◆ **Extracted data entries**:
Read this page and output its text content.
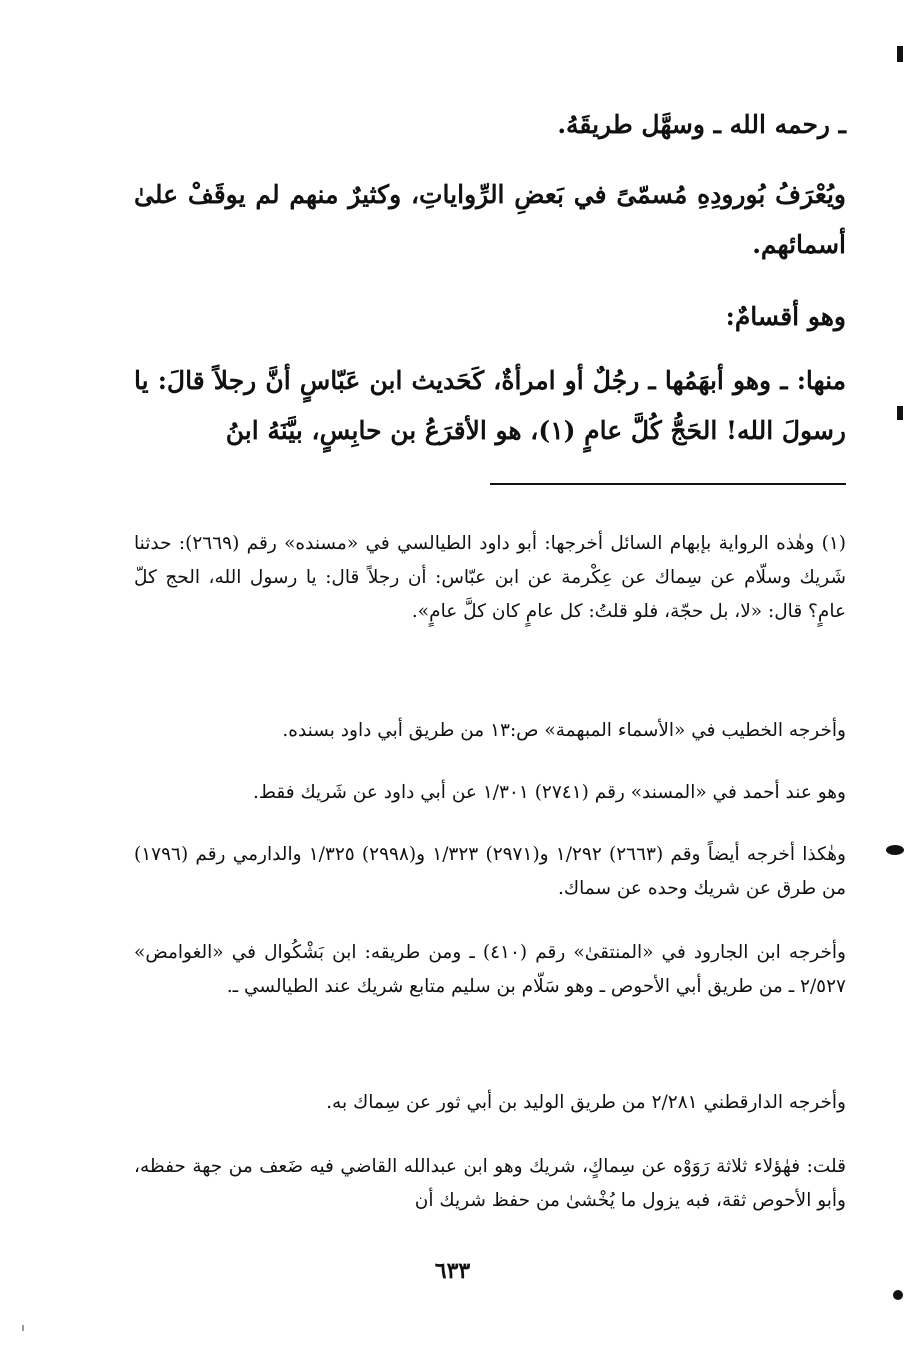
ـ رحمه الله ـ وسهَّل طريقَهُ.
ويُعْرَفُ بُورودِهِ مُسمّىً في بَعضِ الرِّواياتِ، وكثيرٌ منهم لم يوقَفْ علىٰ أسمائهم.
وهو أقسامٌ:
منها: ـ وهو أبهَمُها ـ رجُلٌ أو امرأةٌ، كَحَديث ابن عَبّاسٍ أنَّ رجلاً قالَ: يا رسولَ الله! الحَجُّ كُلَّ عامٍ (١)، هو الأقرَعُ بن حابِسٍ، بيَّنَهُ ابنُ
(١) وهٰذه الرواية بإبهام السائل أخرجها: أبو داود الطيالسي في «مسنده» رقم (٢٦٦٩): حدثنا شَريك وسلّام عن سِماك عن عِكْرمة عن ابن عبّاس: أن رجلاً قال: يا رسول الله، الحج كلّ عامٍ؟ قال: «لا، بل حجّة، فلو قلتُ: كل عامٍ كان كلَّ عامٍ».
وأخرجه الخطيب في «الأسماء المبهمة» ص:١٣ من طريق أبي داود بسنده.
وهو عند أحمد في «المسند» رقم (٢٧٤١) ١/٣٠١ عن أبي داود عن شَريك فقط.
وهٰكذا أخرجه أيضاً وقم (٢٦٦٣) ١/٢٩٢ و(٢٩٧١) ١/٣٢٣ و(٢٩٩٨) ١/٣٢٥ والدارمي رقم (١٧٩٦) من طرق عن شريك وحده عن سماك.
وأخرجه ابن الجارود في «المنتقىٰ» رقم (٤١٠) ـ ومن طريقه: ابن بَشْكُوال في «الغوامض» ٢/٥٢٧ ـ من طريق أبي الأحوص ـ وهو سَلّام بن سليم متابع شريك عند الطيالسي ـ.
وأخرجه الدارقطني ٢/٢٨١ من طريق الوليد بن أبي ثور عن سِماك به.
قلت: فهٰؤلاء ثلاثة رَوَوْه عن سِماكٍ، شريك وهو ابن عبدالله القاضي فيه ضَعف من جهة حفظه، وأبو الأحوص ثقة، فبه يزول ما يُخْشىٰ من حفظ شريك أن
٦٣٣
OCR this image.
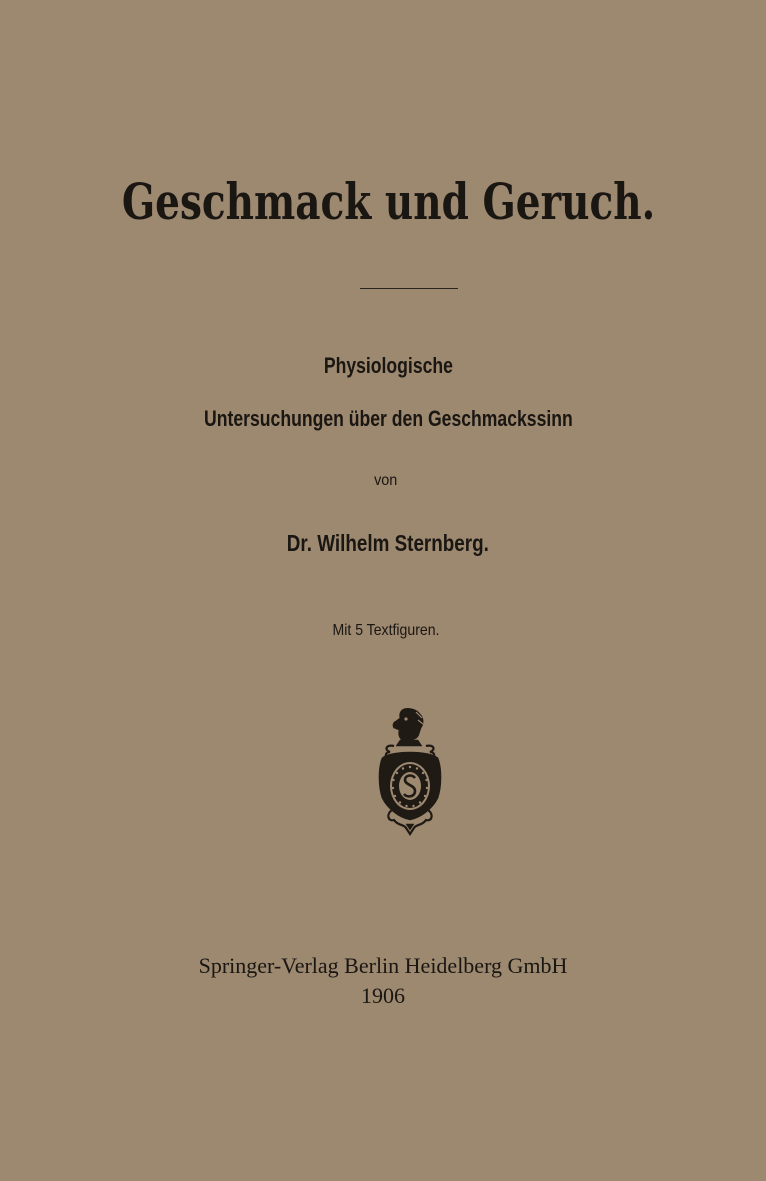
Geschmack und Geruch.
Physiologische
Untersuchungen über den Geschmackssinn
von
Dr. Wilhelm Sternberg.
Mit 5 Textfiguren.
Springer-Verlag Berlin Heidelberg GmbH
1906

◆ **TASK DESCRIPTION**: Please retype, exactly and with the pictures left out, the lines from the line containing "OCR this image." through the last line of the records above.

◆ **SOLVED PROBLEM**:
OCR this image.
Geschmack und Geruch.
Physiologische
Untersuchungen über den Geschmackssinn
von
Dr. Wilhelm Sternberg.
Mit 5 Textfiguren.
Springer-Verlag Berlin Heidelberg GmbH
1906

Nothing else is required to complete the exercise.